SET TASK ::
Set down the data below without change, skipping the pictures it holds.

AVAILABLE DATA ::
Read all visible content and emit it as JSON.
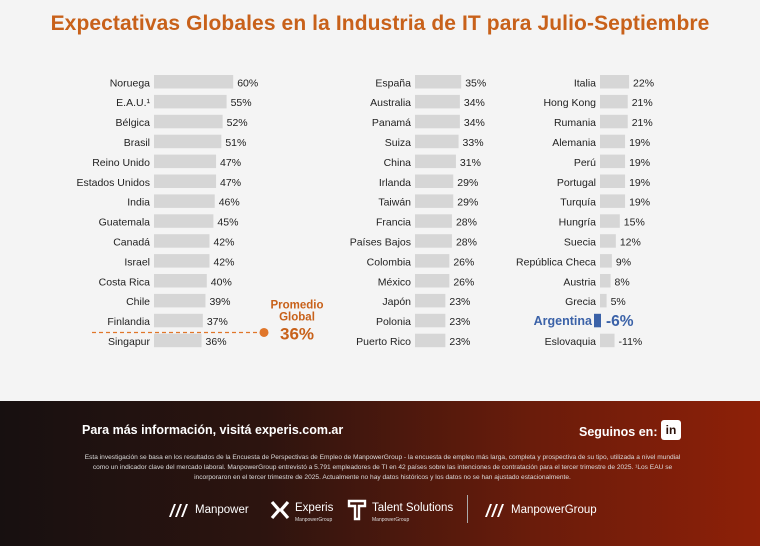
{
  "title": "Expectativas Globales en la Industria de IT para Julio-Septiembre",
  "chart_data": {
    "type": "bar",
    "title": "Expectativas Globales en la Industria de IT para Julio-Septiembre",
    "unit": "%",
    "columns": [
      [
        {
          "label": "Noruega",
          "value": 60
        },
        {
          "label": "E.A.U.¹",
          "value": 55
        },
        {
          "label": "Bélgica",
          "value": 52
        },
        {
          "label": "Brasil",
          "value": 51
        },
        {
          "label": "Reino Unido",
          "value": 47
        },
        {
          "label": "Estados Unidos",
          "value": 47
        },
        {
          "label": "India",
          "value": 46
        },
        {
          "label": "Guatemala",
          "value": 45
        },
        {
          "label": "Canadá",
          "value": 42
        },
        {
          "label": "Israel",
          "value": 42
        },
        {
          "label": "Costa Rica",
          "value": 40
        },
        {
          "label": "Chile",
          "value": 39
        },
        {
          "label": "Finlandia",
          "value": 37
        },
        {
          "label": "Singapur",
          "value": 36
        }
      ],
      [
        {
          "label": "España",
          "value": 35
        },
        {
          "label": "Australia",
          "value": 34
        },
        {
          "label": "Panamá",
          "value": 34
        },
        {
          "label": "Suiza",
          "value": 33
        },
        {
          "label": "China",
          "value": 31
        },
        {
          "label": "Irlanda",
          "value": 29
        },
        {
          "label": "Taiwán",
          "value": 29
        },
        {
          "label": "Francia",
          "value": 28
        },
        {
          "label": "Países Bajos",
          "value": 28
        },
        {
          "label": "Colombia",
          "value": 26
        },
        {
          "label": "México",
          "value": 26
        },
        {
          "label": "Japón",
          "value": 23
        },
        {
          "label": "Polonia",
          "value": 23
        },
        {
          "label": "Puerto Rico",
          "value": 23
        }
      ],
      [
        {
          "label": "Italia",
          "value": 22
        },
        {
          "label": "Hong Kong",
          "value": 21
        },
        {
          "label": "Rumania",
          "value": 21
        },
        {
          "label": "Alemania",
          "value": 19
        },
        {
          "label": "Perú",
          "value": 19
        },
        {
          "label": "Portugal",
          "value": 19
        },
        {
          "label": "Turquía",
          "value": 19
        },
        {
          "label": "Hungría",
          "value": 15
        },
        {
          "label": "Suecia",
          "value": 12
        },
        {
          "label": "República Checa",
          "value": 9
        },
        {
          "label": "Austria",
          "value": 8
        },
        {
          "label": "Grecia",
          "value": 5
        },
        {
          "label": "Argentina",
          "value": -6,
          "highlight": true
        },
        {
          "label": "Eslovaquia",
          "value": -11
        }
      ]
    ],
    "value_labels": [
      [
        "60%",
        "55%",
        "52%",
        "51%",
        "47%",
        "47%",
        "46%",
        "45%",
        "42%",
        "42%",
        "40%",
        "39%",
        "37%",
        "36%"
      ],
      [
        "35%",
        "34%",
        "34%",
        "33%",
        "31%",
        "29%",
        "29%",
        "28%",
        "28%",
        "26%",
        "26%",
        "23%",
        "23%",
        "23%"
      ],
      [
        "22%",
        "21%",
        "21%",
        "19%",
        "19%",
        "19%",
        "19%",
        "15%",
        "12%",
        "9%",
        "8%",
        "5%",
        "-6%",
        "-11%"
      ]
    ],
    "global_average": {
      "label_line1": "Promedio",
      "label_line2": "Global",
      "value": 36,
      "value_text": "36%"
    },
    "colors": {
      "bar": "#d6d6d6",
      "highlight": "#3b62a8",
      "accent": "#e0762a",
      "accent_text": "#c8611a"
    }
  },
  "footer": {
    "info_prefix": "Para más información, visitá ",
    "info_link": "experis.com.ar",
    "follow": "Seguinos en:",
    "linkedin_icon": "in",
    "disclaimer": "Esta investigación se basa en los resultados de la Encuesta de Perspectivas de Empleo de ManpowerGroup - la encuesta de empleo más larga, completa y prospectiva de su tipo, utilizada a nivel mundial como un indicador clave del mercado laboral. ManpowerGroup entrevistó a 5.791 empleadores de TI en 42 países sobre las intenciones de contratación para el tercer trimestre de 2025. ¹Los EAU se incorporaron en el tercer trimestre de 2025. Actualmente no hay datos históricos y los datos no se han ajustado estacionalmente.",
    "brands": {
      "manpower": "Manpower",
      "experis": "Experis",
      "experis_sub": "ManpowerGroup",
      "talent": "Talent Solutions",
      "talent_sub": "ManpowerGroup",
      "mpg": "ManpowerGroup"
    }
  }
}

EXERCISE ANSWER ::
Read all visible content and emit it as JSON.
{
  "title": "Expectativas Globales en la Industria de IT para Julio-Septiembre",
  "chart_data": {
    "type": "bar",
    "title": "Expectativas Globales en la Industria de IT para Julio-Septiembre",
    "unit": "%",
    "columns": [
      [
        {
          "label": "Noruega",
          "value": 60
        },
        {
          "label": "E.A.U.¹",
          "value": 55
        },
        {
          "label": "Bélgica",
          "value": 52
        },
        {
          "label": "Brasil",
          "value": 51
        },
        {
          "label": "Reino Unido",
          "value": 47
        },
        {
          "label": "Estados Unidos",
          "value": 47
        },
        {
          "label": "India",
          "value": 46
        },
        {
          "label": "Guatemala",
          "value": 45
        },
        {
          "label": "Canadá",
          "value": 42
        },
        {
          "label": "Israel",
          "value": 42
        },
        {
          "label": "Costa Rica",
          "value": 40
        },
        {
          "label": "Chile",
          "value": 39
        },
        {
          "label": "Finlandia",
          "value": 37
        },
        {
          "label": "Singapur",
          "value": 36
        }
      ],
      [
        {
          "label": "España",
          "value": 35
        },
        {
          "label": "Australia",
          "value": 34
        },
        {
          "label": "Panamá",
          "value": 34
        },
        {
          "label": "Suiza",
          "value": 33
        },
        {
          "label": "China",
          "value": 31
        },
        {
          "label": "Irlanda",
          "value": 29
        },
        {
          "label": "Taiwán",
          "value": 29
        },
        {
          "label": "Francia",
          "value": 28
        },
        {
          "label": "Países Bajos",
          "value": 28
        },
        {
          "label": "Colombia",
          "value": 26
        },
        {
          "label": "México",
          "value": 26
        },
        {
          "label": "Japón",
          "value": 23
        },
        {
          "label": "Polonia",
          "value": 23
        },
        {
          "label": "Puerto Rico",
          "value": 23
        }
      ],
      [
        {
          "label": "Italia",
          "value": 22
        },
        {
          "label": "Hong Kong",
          "value": 21
        },
        {
          "label": "Rumania",
          "value": 21
        },
        {
          "label": "Alemania",
          "value": 19
        },
        {
          "label": "Perú",
          "value": 19
        },
        {
          "label": "Portugal",
          "value": 19
        },
        {
          "label": "Turquía",
          "value": 19
        },
        {
          "label": "Hungría",
          "value": 15
        },
        {
          "label": "Suecia",
          "value": 12
        },
        {
          "label": "República Checa",
          "value": 9
        },
        {
          "label": "Austria",
          "value": 8
        },
        {
          "label": "Grecia",
          "value": 5
        },
        {
          "label": "Argentina",
          "value": -6,
          "highlight": true
        },
        {
          "label": "Eslovaquia",
          "value": -11
        }
      ]
    ],
    "value_labels": [
      [
        "60%",
        "55%",
        "52%",
        "51%",
        "47%",
        "47%",
        "46%",
        "45%",
        "42%",
        "42%",
        "40%",
        "39%",
        "37%",
        "36%"
      ],
      [
        "35%",
        "34%",
        "34%",
        "33%",
        "31%",
        "29%",
        "29%",
        "28%",
        "28%",
        "26%",
        "26%",
        "23%",
        "23%",
        "23%"
      ],
      [
        "22%",
        "21%",
        "21%",
        "19%",
        "19%",
        "19%",
        "19%",
        "15%",
        "12%",
        "9%",
        "8%",
        "5%",
        "-6%",
        "-11%"
      ]
    ],
    "global_average": {
      "label_line1": "Promedio",
      "label_line2": "Global",
      "value": 36,
      "value_text": "36%"
    },
    "colors": {
      "bar": "#d6d6d6",
      "highlight": "#3b62a8",
      "accent": "#e0762a",
      "accent_text": "#c8611a"
    }
  },
  "footer": {
    "info_prefix": "Para más información, visitá ",
    "info_link": "experis.com.ar",
    "follow": "Seguinos en:",
    "linkedin_icon": "in",
    "disclaimer": "Esta investigación se basa en los resultados de la Encuesta de Perspectivas de Empleo de ManpowerGroup - la encuesta de empleo más larga, completa y prospectiva de su tipo, utilizada a nivel mundial como un indicador clave del mercado laboral. ManpowerGroup entrevistó a 5.791 empleadores de TI en 42 países sobre las intenciones de contratación para el tercer trimestre de 2025. ¹Los EAU se incorporaron en el tercer trimestre de 2025. Actualmente no hay datos históricos y los datos no se han ajustado estacionalmente.",
    "brands": {
      "manpower": "Manpower",
      "experis": "Experis",
      "experis_sub": "ManpowerGroup",
      "talent": "Talent Solutions",
      "talent_sub": "ManpowerGroup",
      "mpg": "ManpowerGroup"
    }
  }
}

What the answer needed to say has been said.